▸ SELECTED EXTRACT:

Repeat imports with QSF XML.

Wed Mar 2 04:39:19 EST 2005

On Wednesday 02 March 2005 5:30 am, TMaynard wrote:
> I realize what you are tackling will open doors for a lot 
> of new features for Gnucash, and I  only partially understand the
> implications.  
> I  
> should add one more qualifier for the kind of maneuver that could be
> supported earlier  in the list of incoming features. I am going to add
> to the A and B restrictions already stated:
>
>     C: the export and graft is *one way* only  (big warning, never any
> re-import or return graft)

On the contrary, the code needs to handle repeat imports. 

It is the user who needs to be clear on whether that is what is necessary. 
That's why GUID's in the export data are so vital. When the data exported 
contains valid GUID's that are retained into the import, then you can import 
that data as many times as you like and you'll have no problems.

Start position:
Account A is called "Old Account". That is exported and the XML (QSF) changed 
to read "New Account".
When you import that XML, the Old Account will be renamed New Account and if 
it is already named New Account, nothing else will happen. So repeating the 
import does absolutely nothing.

If the GUID is simply changed to another valid GUID, then once an account with 
that GUID is created (if the user chooses to do so), then that account will 
generate a GUID match if the import is repeated, so again, nothing else will 
happen.

Note that if you alter the name of that account within GnuCash to "My Bank" or 
whatever, when you import the data (with GUID's) exported before that change, 
the name will be changed to "New Account". It is up to the user to ensure 
that the data being imported is recent enough for this to not be a problem.

A matching GUID is a semantic match: it IS always the same entity even if the 
data within the entity has changed. That's a golden rule of GUID's that the 
code and the user must follow.

> Thankfully the bank doesnt 
> have to be concerned with ever receiving return data or to be concerned
> with a unique identifier or reimportation problem.

GnuCash does need to handle such situations.

>    This seems important to enable  between certain "consenting" gnucash
> COA's.  I hope this type of restricted graft can be a high priority and
> maybe such a tool can be the venue for  some of the first look and feel
> additions.

Excerpts from a layout annotation set:

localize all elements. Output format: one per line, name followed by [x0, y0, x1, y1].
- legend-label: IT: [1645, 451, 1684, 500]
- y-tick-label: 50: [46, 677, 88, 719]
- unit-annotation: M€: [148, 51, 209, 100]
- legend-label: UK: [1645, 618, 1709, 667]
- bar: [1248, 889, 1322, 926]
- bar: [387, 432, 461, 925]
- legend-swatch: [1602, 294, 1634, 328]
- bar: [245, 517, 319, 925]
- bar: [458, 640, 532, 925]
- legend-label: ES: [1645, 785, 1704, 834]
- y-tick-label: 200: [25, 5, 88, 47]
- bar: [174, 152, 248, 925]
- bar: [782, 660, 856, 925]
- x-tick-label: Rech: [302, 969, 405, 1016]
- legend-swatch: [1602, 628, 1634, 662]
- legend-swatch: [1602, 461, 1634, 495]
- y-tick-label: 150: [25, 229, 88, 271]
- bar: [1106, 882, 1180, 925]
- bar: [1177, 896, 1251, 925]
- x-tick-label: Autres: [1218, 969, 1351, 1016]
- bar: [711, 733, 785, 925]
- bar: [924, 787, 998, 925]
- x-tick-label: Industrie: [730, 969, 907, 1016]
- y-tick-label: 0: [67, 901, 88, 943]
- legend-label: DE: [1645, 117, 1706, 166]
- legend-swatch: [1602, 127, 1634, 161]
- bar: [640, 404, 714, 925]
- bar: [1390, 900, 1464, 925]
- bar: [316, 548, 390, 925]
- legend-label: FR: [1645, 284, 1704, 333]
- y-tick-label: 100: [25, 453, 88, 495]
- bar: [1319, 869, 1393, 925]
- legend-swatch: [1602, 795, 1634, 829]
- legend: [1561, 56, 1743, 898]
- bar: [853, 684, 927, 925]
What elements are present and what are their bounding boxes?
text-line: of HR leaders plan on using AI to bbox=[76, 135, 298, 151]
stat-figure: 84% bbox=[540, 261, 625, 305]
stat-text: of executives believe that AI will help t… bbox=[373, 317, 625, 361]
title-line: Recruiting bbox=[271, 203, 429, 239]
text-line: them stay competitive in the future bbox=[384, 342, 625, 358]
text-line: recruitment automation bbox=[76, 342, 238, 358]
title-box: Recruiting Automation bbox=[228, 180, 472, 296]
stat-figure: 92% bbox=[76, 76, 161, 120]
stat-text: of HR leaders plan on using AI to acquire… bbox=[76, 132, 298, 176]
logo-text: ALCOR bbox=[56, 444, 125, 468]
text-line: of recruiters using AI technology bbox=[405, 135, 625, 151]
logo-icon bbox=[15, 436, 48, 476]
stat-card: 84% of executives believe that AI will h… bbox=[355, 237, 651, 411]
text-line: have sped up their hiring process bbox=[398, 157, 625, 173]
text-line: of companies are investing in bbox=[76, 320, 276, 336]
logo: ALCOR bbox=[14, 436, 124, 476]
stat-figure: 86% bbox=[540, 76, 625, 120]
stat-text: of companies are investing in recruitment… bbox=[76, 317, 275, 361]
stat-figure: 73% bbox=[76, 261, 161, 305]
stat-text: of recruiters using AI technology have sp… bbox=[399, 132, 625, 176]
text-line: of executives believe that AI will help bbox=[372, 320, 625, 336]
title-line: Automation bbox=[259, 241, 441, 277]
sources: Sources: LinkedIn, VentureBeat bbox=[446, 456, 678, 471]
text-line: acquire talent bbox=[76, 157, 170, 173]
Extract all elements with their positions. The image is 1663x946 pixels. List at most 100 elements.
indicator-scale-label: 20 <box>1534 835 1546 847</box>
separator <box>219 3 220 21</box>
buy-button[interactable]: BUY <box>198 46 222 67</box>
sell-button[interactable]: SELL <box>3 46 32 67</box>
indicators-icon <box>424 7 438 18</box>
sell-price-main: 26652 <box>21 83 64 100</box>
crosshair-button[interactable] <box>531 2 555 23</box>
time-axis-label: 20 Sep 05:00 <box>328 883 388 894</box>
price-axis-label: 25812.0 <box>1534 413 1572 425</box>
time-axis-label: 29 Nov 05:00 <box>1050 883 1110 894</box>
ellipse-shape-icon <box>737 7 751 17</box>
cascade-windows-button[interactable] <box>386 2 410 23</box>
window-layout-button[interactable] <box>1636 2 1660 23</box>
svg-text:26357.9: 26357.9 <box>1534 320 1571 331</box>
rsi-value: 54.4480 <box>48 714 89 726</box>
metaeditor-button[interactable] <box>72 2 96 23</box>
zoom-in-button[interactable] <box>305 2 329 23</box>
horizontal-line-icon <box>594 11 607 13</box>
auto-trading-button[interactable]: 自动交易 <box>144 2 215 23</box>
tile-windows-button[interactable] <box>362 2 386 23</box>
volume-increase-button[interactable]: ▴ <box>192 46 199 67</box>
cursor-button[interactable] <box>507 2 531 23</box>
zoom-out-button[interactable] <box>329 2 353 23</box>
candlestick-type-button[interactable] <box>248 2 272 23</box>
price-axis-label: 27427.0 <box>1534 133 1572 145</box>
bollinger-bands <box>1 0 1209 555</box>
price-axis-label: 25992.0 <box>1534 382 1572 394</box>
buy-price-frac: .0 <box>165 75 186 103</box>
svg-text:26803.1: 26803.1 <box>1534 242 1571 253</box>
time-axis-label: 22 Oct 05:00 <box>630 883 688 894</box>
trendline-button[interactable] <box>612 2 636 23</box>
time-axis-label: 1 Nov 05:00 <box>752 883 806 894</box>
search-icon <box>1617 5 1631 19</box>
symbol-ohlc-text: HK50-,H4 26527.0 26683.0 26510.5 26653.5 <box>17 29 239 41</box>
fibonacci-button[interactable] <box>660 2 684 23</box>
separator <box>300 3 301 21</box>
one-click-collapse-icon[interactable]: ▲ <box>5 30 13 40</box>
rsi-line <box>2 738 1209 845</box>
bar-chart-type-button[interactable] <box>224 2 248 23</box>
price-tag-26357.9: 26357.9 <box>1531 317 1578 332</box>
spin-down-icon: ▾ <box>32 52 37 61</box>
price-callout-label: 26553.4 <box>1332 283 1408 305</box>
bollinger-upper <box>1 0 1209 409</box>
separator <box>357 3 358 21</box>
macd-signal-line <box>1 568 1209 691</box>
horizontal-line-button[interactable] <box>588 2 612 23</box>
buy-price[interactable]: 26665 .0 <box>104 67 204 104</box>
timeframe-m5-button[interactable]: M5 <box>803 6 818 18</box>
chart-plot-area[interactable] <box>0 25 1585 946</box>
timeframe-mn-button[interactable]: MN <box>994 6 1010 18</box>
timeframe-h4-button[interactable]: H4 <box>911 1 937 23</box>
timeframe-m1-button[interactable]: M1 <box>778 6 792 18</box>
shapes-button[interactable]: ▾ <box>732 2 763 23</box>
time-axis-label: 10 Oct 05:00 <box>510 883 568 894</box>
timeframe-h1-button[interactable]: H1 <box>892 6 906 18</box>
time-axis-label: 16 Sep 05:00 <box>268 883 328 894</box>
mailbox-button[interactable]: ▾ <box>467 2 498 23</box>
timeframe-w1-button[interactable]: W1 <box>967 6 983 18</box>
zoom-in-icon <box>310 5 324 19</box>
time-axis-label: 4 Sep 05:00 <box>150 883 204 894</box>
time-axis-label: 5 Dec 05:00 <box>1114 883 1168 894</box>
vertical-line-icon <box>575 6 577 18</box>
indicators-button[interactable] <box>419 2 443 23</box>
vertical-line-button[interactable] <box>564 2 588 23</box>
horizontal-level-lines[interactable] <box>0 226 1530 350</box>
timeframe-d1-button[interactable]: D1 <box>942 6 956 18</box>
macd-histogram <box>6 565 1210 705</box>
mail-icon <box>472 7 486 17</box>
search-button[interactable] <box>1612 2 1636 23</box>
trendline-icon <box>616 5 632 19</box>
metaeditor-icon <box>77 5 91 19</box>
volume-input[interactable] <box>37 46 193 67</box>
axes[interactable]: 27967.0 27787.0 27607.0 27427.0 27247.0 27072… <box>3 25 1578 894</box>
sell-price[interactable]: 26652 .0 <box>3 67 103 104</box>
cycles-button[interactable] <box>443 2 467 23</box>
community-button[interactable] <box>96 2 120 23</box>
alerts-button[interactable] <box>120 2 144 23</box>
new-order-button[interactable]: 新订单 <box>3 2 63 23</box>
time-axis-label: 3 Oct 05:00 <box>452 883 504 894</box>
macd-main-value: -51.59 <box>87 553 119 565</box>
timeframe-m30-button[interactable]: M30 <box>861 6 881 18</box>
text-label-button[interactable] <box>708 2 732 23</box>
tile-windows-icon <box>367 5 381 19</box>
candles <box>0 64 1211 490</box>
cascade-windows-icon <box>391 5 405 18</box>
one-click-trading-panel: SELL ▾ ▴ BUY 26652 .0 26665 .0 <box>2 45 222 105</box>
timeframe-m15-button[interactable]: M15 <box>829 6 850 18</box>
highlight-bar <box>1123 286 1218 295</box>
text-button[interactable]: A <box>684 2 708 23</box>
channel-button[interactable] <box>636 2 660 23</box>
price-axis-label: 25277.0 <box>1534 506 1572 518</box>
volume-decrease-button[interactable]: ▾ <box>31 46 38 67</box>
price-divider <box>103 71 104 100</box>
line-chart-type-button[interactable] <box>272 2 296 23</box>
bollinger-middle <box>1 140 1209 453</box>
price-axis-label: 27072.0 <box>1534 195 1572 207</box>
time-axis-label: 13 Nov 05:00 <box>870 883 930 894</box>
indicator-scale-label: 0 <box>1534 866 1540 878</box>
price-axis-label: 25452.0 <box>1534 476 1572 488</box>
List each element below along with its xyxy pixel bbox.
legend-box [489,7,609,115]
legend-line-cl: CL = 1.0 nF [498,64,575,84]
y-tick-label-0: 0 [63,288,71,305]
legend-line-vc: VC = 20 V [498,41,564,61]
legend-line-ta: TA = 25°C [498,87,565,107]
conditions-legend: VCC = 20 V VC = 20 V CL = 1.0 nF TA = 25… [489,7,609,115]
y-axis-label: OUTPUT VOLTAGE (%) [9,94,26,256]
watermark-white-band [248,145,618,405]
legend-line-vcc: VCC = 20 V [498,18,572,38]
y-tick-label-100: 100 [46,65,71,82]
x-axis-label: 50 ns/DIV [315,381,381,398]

▸ TASK INSTRUCTIONS:
1. Translate this sentence from the post on repeat imports into French: "GnuCash does need to handle such situations."
2. In the post on repeat imports, what is Account A renamed to in the exported XML?
3. Please explain, using the post on repeat imports, why the same data can be imported many times without causing problems.

▸ COMPLETED EXERCISE:
1. GnuCash doit effectivement gérer de telles situations.

2. It is changed to "New Account".

3. The exported data contains valid GUIDs that are kept through the import. A matching GUID always identifies the same entity, so a repeated import matches the existing account, and nothing else happens.